■ Task description:
Reproduce the data that follows in its entirety, character for character.

■ The records:

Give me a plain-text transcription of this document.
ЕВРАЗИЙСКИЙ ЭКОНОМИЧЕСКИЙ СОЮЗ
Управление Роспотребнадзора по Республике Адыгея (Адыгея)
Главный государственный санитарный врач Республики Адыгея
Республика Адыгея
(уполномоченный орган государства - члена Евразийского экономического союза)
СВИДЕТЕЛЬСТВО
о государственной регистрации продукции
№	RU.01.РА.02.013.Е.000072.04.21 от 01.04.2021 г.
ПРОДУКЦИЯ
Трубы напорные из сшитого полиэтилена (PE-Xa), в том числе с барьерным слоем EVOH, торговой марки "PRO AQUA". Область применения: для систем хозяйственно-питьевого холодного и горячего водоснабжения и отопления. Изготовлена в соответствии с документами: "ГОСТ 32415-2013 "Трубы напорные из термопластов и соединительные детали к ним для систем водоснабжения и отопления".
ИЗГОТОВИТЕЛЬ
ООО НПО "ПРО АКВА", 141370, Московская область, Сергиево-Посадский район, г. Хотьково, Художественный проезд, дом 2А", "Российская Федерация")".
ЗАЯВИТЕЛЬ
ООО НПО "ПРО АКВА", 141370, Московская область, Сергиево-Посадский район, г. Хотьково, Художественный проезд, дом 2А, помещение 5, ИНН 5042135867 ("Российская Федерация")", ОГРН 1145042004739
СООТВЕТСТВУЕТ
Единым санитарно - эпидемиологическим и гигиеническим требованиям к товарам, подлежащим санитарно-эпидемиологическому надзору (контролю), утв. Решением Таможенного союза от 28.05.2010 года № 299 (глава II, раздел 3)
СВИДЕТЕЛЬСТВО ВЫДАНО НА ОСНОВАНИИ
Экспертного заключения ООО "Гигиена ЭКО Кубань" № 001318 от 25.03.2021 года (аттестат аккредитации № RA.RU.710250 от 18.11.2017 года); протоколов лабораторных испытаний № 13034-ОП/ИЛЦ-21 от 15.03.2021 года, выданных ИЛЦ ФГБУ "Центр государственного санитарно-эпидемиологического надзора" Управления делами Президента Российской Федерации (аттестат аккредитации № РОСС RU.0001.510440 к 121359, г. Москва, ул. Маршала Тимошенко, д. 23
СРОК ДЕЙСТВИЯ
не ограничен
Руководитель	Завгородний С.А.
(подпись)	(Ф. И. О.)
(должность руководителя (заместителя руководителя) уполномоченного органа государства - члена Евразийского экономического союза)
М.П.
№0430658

■ The reply:
Give me a plain-text transcription of this document.
ЕВРАЗИЙСКИЙ ЭКОНОМИЧЕСКИЙ СОЮЗ
Управление Роспотребнадзора по Республике Адыгея (Адыгея)
Главный государственный санитарный врач Республики Адыгея
Республика Адыгея
(уполномоченный орган государства - члена Евразийского экономического союза)
СВИДЕТЕЛЬСТВО
о государственной регистрации продукции
№	RU.01.РА.02.013.Е.000072.04.21 от 01.04.2021 г.
ПРОДУКЦИЯ
Трубы напорные из сшитого полиэтилена (PE-Xa), в том числе с барьерным слоем EVOH, торговой марки "PRO AQUA". Область применения: для систем хозяйственно-питьевого холодного и горячего водоснабжения и отопления. Изготовлена в соответствии с документами: "ГОСТ 32415-2013 "Трубы напорные из термопластов и соединительные детали к ним для систем водоснабжения и отопления".
ИЗГОТОВИТЕЛЬ
ООО НПО "ПРО АКВА", 141370, Московская область, Сергиево-Посадский район, г. Хотьково, Художественный проезд, дом 2А", "Российская Федерация")".
ЗАЯВИТЕЛЬ
ООО НПО "ПРО АКВА", 141370, Московская область, Сергиево-Посадский район, г. Хотьково, Художественный проезд, дом 2А, помещение 5, ИНН 5042135867 ("Российская Федерация")", ОГРН 1145042004739
СООТВЕТСТВУЕТ
Единым санитарно - эпидемиологическим и гигиеническим требованиям к товарам, подлежащим санитарно-эпидемиологическому надзору (контролю), утв. Решением Таможенного союза от 28.05.2010 года № 299 (глава II, раздел 3)
СВИДЕТЕЛЬСТВО ВЫДАНО НА ОСНОВАНИИ
Экспертного заключения ООО "Гигиена ЭКО Кубань" № 001318 от 25.03.2021 года (аттестат аккредитации № RA.RU.710250 от 18.11.2017 года); протоколов лабораторных испытаний № 13034-ОП/ИЛЦ-21 от 15.03.2021 года, выданных ИЛЦ ФГБУ "Центр государственного санитарно-эпидемиологического надзора" Управления делами Президента Российской Федерации (аттестат аккредитации № РОСС RU.0001.510440 к 121359, г. Москва, ул. Маршала Тимошенко, д. 23
СРОК ДЕЙСТВИЯ
не ограничен
Руководитель	Завгородний С.А.
(подпись)	(Ф. И. О.)
(должность руководителя (заместителя руководителя) уполномоченного органа государства - члена Евразийского экономического союза)
М.П.
№0430658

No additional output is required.